··· Records supplied

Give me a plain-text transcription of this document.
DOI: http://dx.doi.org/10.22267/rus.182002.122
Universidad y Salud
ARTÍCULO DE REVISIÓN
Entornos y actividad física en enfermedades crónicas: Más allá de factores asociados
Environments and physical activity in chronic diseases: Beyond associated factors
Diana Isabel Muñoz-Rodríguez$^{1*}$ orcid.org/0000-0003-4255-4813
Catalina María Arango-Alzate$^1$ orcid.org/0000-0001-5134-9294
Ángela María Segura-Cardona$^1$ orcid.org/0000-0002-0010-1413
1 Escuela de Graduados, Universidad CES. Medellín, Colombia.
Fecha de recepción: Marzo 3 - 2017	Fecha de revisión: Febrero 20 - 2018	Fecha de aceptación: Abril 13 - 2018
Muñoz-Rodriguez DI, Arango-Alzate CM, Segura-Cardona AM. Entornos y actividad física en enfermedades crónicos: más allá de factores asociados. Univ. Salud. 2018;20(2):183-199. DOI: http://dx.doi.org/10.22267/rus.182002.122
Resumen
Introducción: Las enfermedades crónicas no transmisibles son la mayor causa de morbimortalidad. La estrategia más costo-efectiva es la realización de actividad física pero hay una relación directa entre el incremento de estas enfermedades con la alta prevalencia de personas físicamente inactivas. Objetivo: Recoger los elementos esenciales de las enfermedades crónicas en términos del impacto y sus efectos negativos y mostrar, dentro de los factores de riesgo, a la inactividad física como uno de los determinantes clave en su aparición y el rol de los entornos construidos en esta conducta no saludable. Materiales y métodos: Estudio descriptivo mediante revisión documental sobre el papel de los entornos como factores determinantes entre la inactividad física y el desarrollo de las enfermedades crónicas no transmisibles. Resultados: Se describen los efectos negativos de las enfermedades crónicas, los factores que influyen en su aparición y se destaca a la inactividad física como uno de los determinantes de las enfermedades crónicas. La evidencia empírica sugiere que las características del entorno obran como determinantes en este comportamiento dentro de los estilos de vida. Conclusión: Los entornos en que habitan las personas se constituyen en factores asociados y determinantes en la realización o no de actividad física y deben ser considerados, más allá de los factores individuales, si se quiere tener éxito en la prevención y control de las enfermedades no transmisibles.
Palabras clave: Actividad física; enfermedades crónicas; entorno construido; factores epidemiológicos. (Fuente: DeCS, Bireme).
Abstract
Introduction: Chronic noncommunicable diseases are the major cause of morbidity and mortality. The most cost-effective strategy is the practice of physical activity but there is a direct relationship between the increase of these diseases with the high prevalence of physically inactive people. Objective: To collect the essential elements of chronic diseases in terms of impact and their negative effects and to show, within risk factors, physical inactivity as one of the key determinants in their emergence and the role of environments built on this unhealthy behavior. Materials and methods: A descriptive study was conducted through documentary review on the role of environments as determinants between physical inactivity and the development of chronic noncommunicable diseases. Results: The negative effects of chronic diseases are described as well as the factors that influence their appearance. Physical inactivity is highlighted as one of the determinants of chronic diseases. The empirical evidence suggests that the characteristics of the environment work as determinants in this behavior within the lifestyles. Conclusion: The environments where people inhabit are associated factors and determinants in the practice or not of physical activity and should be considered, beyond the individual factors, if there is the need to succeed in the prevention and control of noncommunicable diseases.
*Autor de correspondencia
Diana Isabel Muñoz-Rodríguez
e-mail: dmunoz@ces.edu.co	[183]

······

[The exercise]
Write the listing out again, exactly as it reads.

[Exercise answer]
Give me a plain-text transcription of this document.
DOI: http://dx.doi.org/10.22267/rus.182002.122
Universidad y Salud
ARTÍCULO DE REVISIÓN
Entornos y actividad física en enfermedades crónicas: Más allá de factores asociados
Environments and physical activity in chronic diseases: Beyond associated factors
Diana Isabel Muñoz-Rodríguez$^{1*}$ orcid.org/0000-0003-4255-4813
Catalina María Arango-Alzate$^1$ orcid.org/0000-0001-5134-9294
Ángela María Segura-Cardona$^1$ orcid.org/0000-0002-0010-1413
1 Escuela de Graduados, Universidad CES. Medellín, Colombia.
Fecha de recepción: Marzo 3 - 2017	Fecha de revisión: Febrero 20 - 2018	Fecha de aceptación: Abril 13 - 2018
Muñoz-Rodriguez DI, Arango-Alzate CM, Segura-Cardona AM. Entornos y actividad física en enfermedades crónicos: más allá de factores asociados. Univ. Salud. 2018;20(2):183-199. DOI: http://dx.doi.org/10.22267/rus.182002.122
Resumen
Introducción: Las enfermedades crónicas no transmisibles son la mayor causa de morbimortalidad. La estrategia más costo-efectiva es la realización de actividad física pero hay una relación directa entre el incremento de estas enfermedades con la alta prevalencia de personas físicamente inactivas. Objetivo: Recoger los elementos esenciales de las enfermedades crónicas en términos del impacto y sus efectos negativos y mostrar, dentro de los factores de riesgo, a la inactividad física como uno de los determinantes clave en su aparición y el rol de los entornos construidos en esta conducta no saludable. Materiales y métodos: Estudio descriptivo mediante revisión documental sobre el papel de los entornos como factores determinantes entre la inactividad física y el desarrollo de las enfermedades crónicas no transmisibles. Resultados: Se describen los efectos negativos de las enfermedades crónicas, los factores que influyen en su aparición y se destaca a la inactividad física como uno de los determinantes de las enfermedades crónicas. La evidencia empírica sugiere que las características del entorno obran como determinantes en este comportamiento dentro de los estilos de vida. Conclusión: Los entornos en que habitan las personas se constituyen en factores asociados y determinantes en la realización o no de actividad física y deben ser considerados, más allá de los factores individuales, si se quiere tener éxito en la prevención y control de las enfermedades no transmisibles.
Palabras clave: Actividad física; enfermedades crónicas; entorno construido; factores epidemiológicos. (Fuente: DeCS, Bireme).
Abstract
Introduction: Chronic noncommunicable diseases are the major cause of morbidity and mortality. The most cost-effective strategy is the practice of physical activity but there is a direct relationship between the increase of these diseases with the high prevalence of physically inactive people. Objective: To collect the essential elements of chronic diseases in terms of impact and their negative effects and to show, within risk factors, physical inactivity as one of the key determinants in their emergence and the role of environments built on this unhealthy behavior. Materials and methods: A descriptive study was conducted through documentary review on the role of environments as determinants between physical inactivity and the development of chronic noncommunicable diseases. Results: The negative effects of chronic diseases are described as well as the factors that influence their appearance. Physical inactivity is highlighted as one of the determinants of chronic diseases. The empirical evidence suggests that the characteristics of the environment work as determinants in this behavior within the lifestyles. Conclusion: The environments where people inhabit are associated factors and determinants in the practice or not of physical activity and should be considered, beyond the individual factors, if there is the need to succeed in the prevention and control of noncommunicable diseases.
*Autor de correspondencia
Diana Isabel Muñoz-Rodríguez
e-mail: dmunoz@ces.edu.co	[183]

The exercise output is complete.